- _TASK DIRECTIONS_
List each line of the data that holds the string "acting", please.

(Stored items)
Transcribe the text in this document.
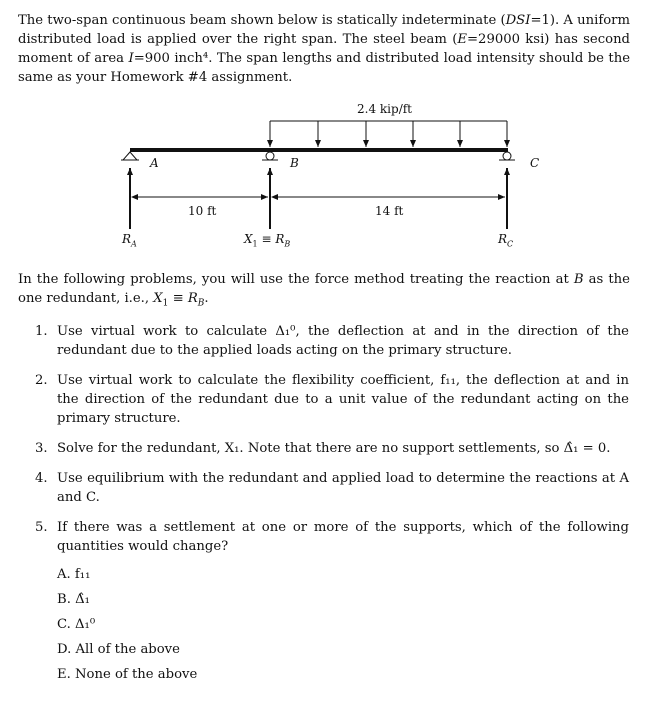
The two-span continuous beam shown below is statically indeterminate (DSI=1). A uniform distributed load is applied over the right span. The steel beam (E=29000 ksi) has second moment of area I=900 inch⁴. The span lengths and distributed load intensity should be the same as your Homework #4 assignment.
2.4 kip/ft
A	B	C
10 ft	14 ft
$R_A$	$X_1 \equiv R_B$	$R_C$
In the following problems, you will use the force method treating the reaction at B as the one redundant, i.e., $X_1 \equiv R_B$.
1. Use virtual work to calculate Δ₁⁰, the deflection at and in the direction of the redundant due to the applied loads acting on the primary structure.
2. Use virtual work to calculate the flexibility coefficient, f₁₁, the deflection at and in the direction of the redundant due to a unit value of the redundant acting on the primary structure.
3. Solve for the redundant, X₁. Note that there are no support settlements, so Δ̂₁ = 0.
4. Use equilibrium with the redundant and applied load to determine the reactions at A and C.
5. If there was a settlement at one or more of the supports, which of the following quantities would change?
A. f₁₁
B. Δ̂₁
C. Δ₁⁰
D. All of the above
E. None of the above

- _RIGHT ANSWER_
1. Use virtual work to calculate Δ₁⁰, the deflection at and in the direction of the redundant due to the applied loads acting on the primary structure.
2. Use virtual work to calculate the flexibility coefficient, f₁₁, the deflection at and in the direction of the redundant due to a unit value of the redundant acting on the primary structure.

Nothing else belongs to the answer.